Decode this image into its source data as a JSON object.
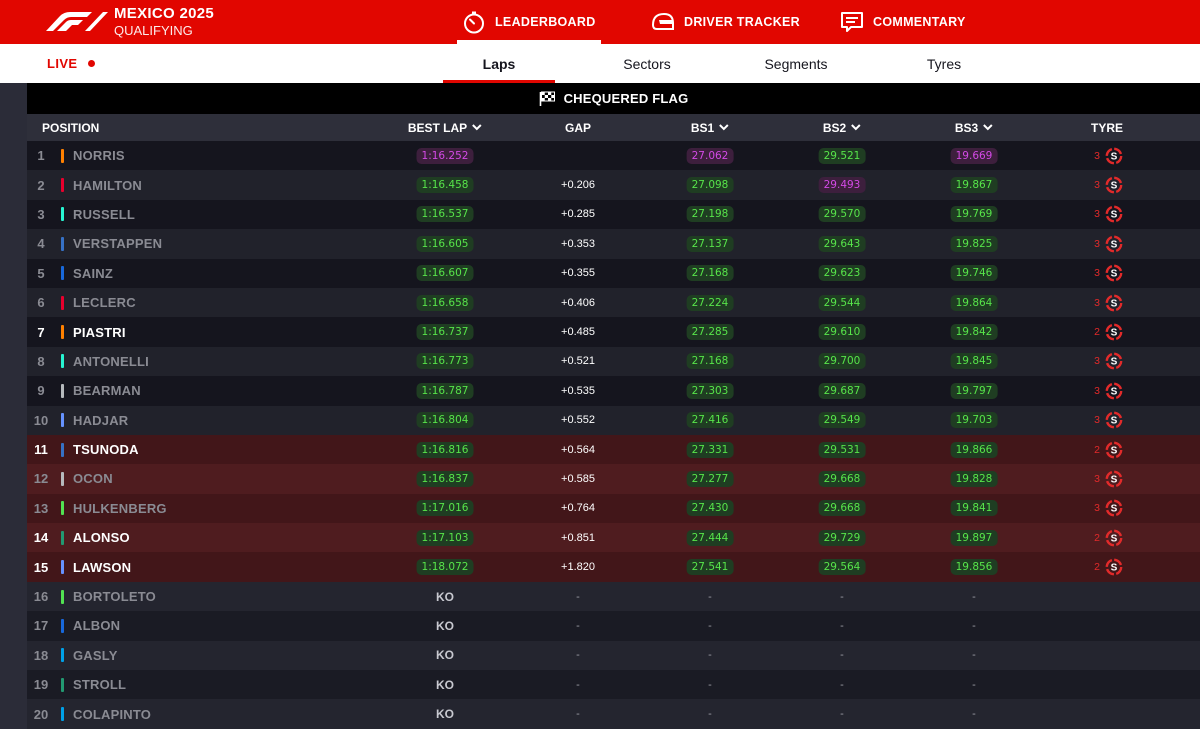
{
  "header": {
    "event_title": "MEXICO 2025",
    "session": "QUALIFYING",
    "nav": [
      {
        "label": "LEADERBOARD",
        "icon": "stopwatch-icon",
        "active": true
      },
      {
        "label": "DRIVER TRACKER",
        "icon": "helmet-icon",
        "active": false
      },
      {
        "label": "COMMENTARY",
        "icon": "chat-icon",
        "active": false
      }
    ]
  },
  "subnav": {
    "live_label": "LIVE",
    "tabs": [
      {
        "label": "Laps",
        "active": true
      },
      {
        "label": "Sectors",
        "active": false
      },
      {
        "label": "Segments",
        "active": false
      },
      {
        "label": "Tyres",
        "active": false
      }
    ]
  },
  "status": {
    "label": "CHEQUERED FLAG",
    "icon": "chequered-flag-icon"
  },
  "columns": {
    "position": "POSITION",
    "best_lap": "BEST LAP",
    "gap": "GAP",
    "bs1": "BS1",
    "bs2": "BS2",
    "bs3": "BS3",
    "tyre": "TYRE"
  },
  "colors": {
    "brand_red": "#e10600",
    "personal_best": "#57e44a",
    "fastest_overall": "#d34ae6",
    "tyre_soft": "#e22a2a"
  },
  "rows": [
    {
      "pos": "1",
      "driver": "NORRIS",
      "team_color": "#ff8000",
      "best_lap": "1:16.252",
      "best_lap_fastest": true,
      "gap": "",
      "bs1": "27.062",
      "bs1_fastest": true,
      "bs2": "29.521",
      "bs2_fastest": false,
      "bs3": "19.669",
      "bs3_fastest": true,
      "tyre_age": "3",
      "tyre": "S",
      "highlight": false,
      "eliminated": false,
      "ko": false
    },
    {
      "pos": "2",
      "driver": "HAMILTON",
      "team_color": "#e8002d",
      "best_lap": "1:16.458",
      "best_lap_fastest": false,
      "gap": "+0.206",
      "bs1": "27.098",
      "bs1_fastest": false,
      "bs2": "29.493",
      "bs2_fastest": true,
      "bs3": "19.867",
      "bs3_fastest": false,
      "tyre_age": "3",
      "tyre": "S",
      "highlight": false,
      "eliminated": false,
      "ko": false
    },
    {
      "pos": "3",
      "driver": "RUSSELL",
      "team_color": "#27f4d2",
      "best_lap": "1:16.537",
      "best_lap_fastest": false,
      "gap": "+0.285",
      "bs1": "27.198",
      "bs1_fastest": false,
      "bs2": "29.570",
      "bs2_fastest": false,
      "bs3": "19.769",
      "bs3_fastest": false,
      "tyre_age": "3",
      "tyre": "S",
      "highlight": false,
      "eliminated": false,
      "ko": false
    },
    {
      "pos": "4",
      "driver": "VERSTAPPEN",
      "team_color": "#3671c6",
      "best_lap": "1:16.605",
      "best_lap_fastest": false,
      "gap": "+0.353",
      "bs1": "27.137",
      "bs1_fastest": false,
      "bs2": "29.643",
      "bs2_fastest": false,
      "bs3": "19.825",
      "bs3_fastest": false,
      "tyre_age": "3",
      "tyre": "S",
      "highlight": false,
      "eliminated": false,
      "ko": false
    },
    {
      "pos": "5",
      "driver": "SAINZ",
      "team_color": "#1868db",
      "best_lap": "1:16.607",
      "best_lap_fastest": false,
      "gap": "+0.355",
      "bs1": "27.168",
      "bs1_fastest": false,
      "bs2": "29.623",
      "bs2_fastest": false,
      "bs3": "19.746",
      "bs3_fastest": false,
      "tyre_age": "3",
      "tyre": "S",
      "highlight": false,
      "eliminated": false,
      "ko": false
    },
    {
      "pos": "6",
      "driver": "LECLERC",
      "team_color": "#e8002d",
      "best_lap": "1:16.658",
      "best_lap_fastest": false,
      "gap": "+0.406",
      "bs1": "27.224",
      "bs1_fastest": false,
      "bs2": "29.544",
      "bs2_fastest": false,
      "bs3": "19.864",
      "bs3_fastest": false,
      "tyre_age": "3",
      "tyre": "S",
      "highlight": false,
      "eliminated": false,
      "ko": false
    },
    {
      "pos": "7",
      "driver": "PIASTRI",
      "team_color": "#ff8000",
      "best_lap": "1:16.737",
      "best_lap_fastest": false,
      "gap": "+0.485",
      "bs1": "27.285",
      "bs1_fastest": false,
      "bs2": "29.610",
      "bs2_fastest": false,
      "bs3": "19.842",
      "bs3_fastest": false,
      "tyre_age": "2",
      "tyre": "S",
      "highlight": true,
      "eliminated": false,
      "ko": false
    },
    {
      "pos": "8",
      "driver": "ANTONELLI",
      "team_color": "#27f4d2",
      "best_lap": "1:16.773",
      "best_lap_fastest": false,
      "gap": "+0.521",
      "bs1": "27.168",
      "bs1_fastest": false,
      "bs2": "29.700",
      "bs2_fastest": false,
      "bs3": "19.845",
      "bs3_fastest": false,
      "tyre_age": "3",
      "tyre": "S",
      "highlight": false,
      "eliminated": false,
      "ko": false
    },
    {
      "pos": "9",
      "driver": "BEARMAN",
      "team_color": "#b6babd",
      "best_lap": "1:16.787",
      "best_lap_fastest": false,
      "gap": "+0.535",
      "bs1": "27.303",
      "bs1_fastest": false,
      "bs2": "29.687",
      "bs2_fastest": false,
      "bs3": "19.797",
      "bs3_fastest": false,
      "tyre_age": "3",
      "tyre": "S",
      "highlight": false,
      "eliminated": false,
      "ko": false
    },
    {
      "pos": "10",
      "driver": "HADJAR",
      "team_color": "#6692ff",
      "best_lap": "1:16.804",
      "best_lap_fastest": false,
      "gap": "+0.552",
      "bs1": "27.416",
      "bs1_fastest": false,
      "bs2": "29.549",
      "bs2_fastest": false,
      "bs3": "19.703",
      "bs3_fastest": false,
      "tyre_age": "3",
      "tyre": "S",
      "highlight": false,
      "eliminated": false,
      "ko": false
    },
    {
      "pos": "11",
      "driver": "TSUNODA",
      "team_color": "#3671c6",
      "best_lap": "1:16.816",
      "best_lap_fastest": false,
      "gap": "+0.564",
      "bs1": "27.331",
      "bs1_fastest": false,
      "bs2": "29.531",
      "bs2_fastest": false,
      "bs3": "19.866",
      "bs3_fastest": false,
      "tyre_age": "2",
      "tyre": "S",
      "highlight": true,
      "eliminated": true,
      "ko": false
    },
    {
      "pos": "12",
      "driver": "OCON",
      "team_color": "#b6babd",
      "best_lap": "1:16.837",
      "best_lap_fastest": false,
      "gap": "+0.585",
      "bs1": "27.277",
      "bs1_fastest": false,
      "bs2": "29.668",
      "bs2_fastest": false,
      "bs3": "19.828",
      "bs3_fastest": false,
      "tyre_age": "3",
      "tyre": "S",
      "highlight": false,
      "eliminated": true,
      "ko": false
    },
    {
      "pos": "13",
      "driver": "HULKENBERG",
      "team_color": "#52e252",
      "best_lap": "1:17.016",
      "best_lap_fastest": false,
      "gap": "+0.764",
      "bs1": "27.430",
      "bs1_fastest": false,
      "bs2": "29.668",
      "bs2_fastest": false,
      "bs3": "19.841",
      "bs3_fastest": false,
      "tyre_age": "3",
      "tyre": "S",
      "highlight": false,
      "eliminated": true,
      "ko": false
    },
    {
      "pos": "14",
      "driver": "ALONSO",
      "team_color": "#229971",
      "best_lap": "1:17.103",
      "best_lap_fastest": false,
      "gap": "+0.851",
      "bs1": "27.444",
      "bs1_fastest": false,
      "bs2": "29.729",
      "bs2_fastest": false,
      "bs3": "19.897",
      "bs3_fastest": false,
      "tyre_age": "2",
      "tyre": "S",
      "highlight": true,
      "eliminated": true,
      "ko": false
    },
    {
      "pos": "15",
      "driver": "LAWSON",
      "team_color": "#6692ff",
      "best_lap": "1:18.072",
      "best_lap_fastest": false,
      "gap": "+1.820",
      "bs1": "27.541",
      "bs1_fastest": false,
      "bs2": "29.564",
      "bs2_fastest": false,
      "bs3": "19.856",
      "bs3_fastest": false,
      "tyre_age": "2",
      "tyre": "S",
      "highlight": true,
      "eliminated": true,
      "ko": false
    },
    {
      "pos": "16",
      "driver": "BORTOLETO",
      "team_color": "#52e252",
      "best_lap": "KO",
      "gap": "-",
      "bs1": "-",
      "bs2": "-",
      "bs3": "-",
      "tyre_age": "",
      "tyre": "",
      "highlight": false,
      "eliminated": false,
      "ko": true
    },
    {
      "pos": "17",
      "driver": "ALBON",
      "team_color": "#1868db",
      "best_lap": "KO",
      "gap": "-",
      "bs1": "-",
      "bs2": "-",
      "bs3": "-",
      "tyre_age": "",
      "tyre": "",
      "highlight": false,
      "eliminated": false,
      "ko": true
    },
    {
      "pos": "18",
      "driver": "GASLY",
      "team_color": "#00a1e8",
      "best_lap": "KO",
      "gap": "-",
      "bs1": "-",
      "bs2": "-",
      "bs3": "-",
      "tyre_age": "",
      "tyre": "",
      "highlight": false,
      "eliminated": false,
      "ko": true
    },
    {
      "pos": "19",
      "driver": "STROLL",
      "team_color": "#229971",
      "best_lap": "KO",
      "gap": "-",
      "bs1": "-",
      "bs2": "-",
      "bs3": "-",
      "tyre_age": "",
      "tyre": "",
      "highlight": false,
      "eliminated": false,
      "ko": true
    },
    {
      "pos": "20",
      "driver": "COLAPINTO",
      "team_color": "#00a1e8",
      "best_lap": "KO",
      "gap": "-",
      "bs1": "-",
      "bs2": "-",
      "bs3": "-",
      "tyre_age": "",
      "tyre": "",
      "highlight": false,
      "eliminated": false,
      "ko": true
    }
  ]
}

• **TASK DIRECTIONS**: Scan the listing above and identify each line holding the string "icon"; copy every such line.

• **SOLUTION TO THE EXERCISE**:
        "icon": "stopwatch-icon",
        "icon": "helmet-icon",
        "icon": "chat-icon",
    "icon": "chequered-flag-icon"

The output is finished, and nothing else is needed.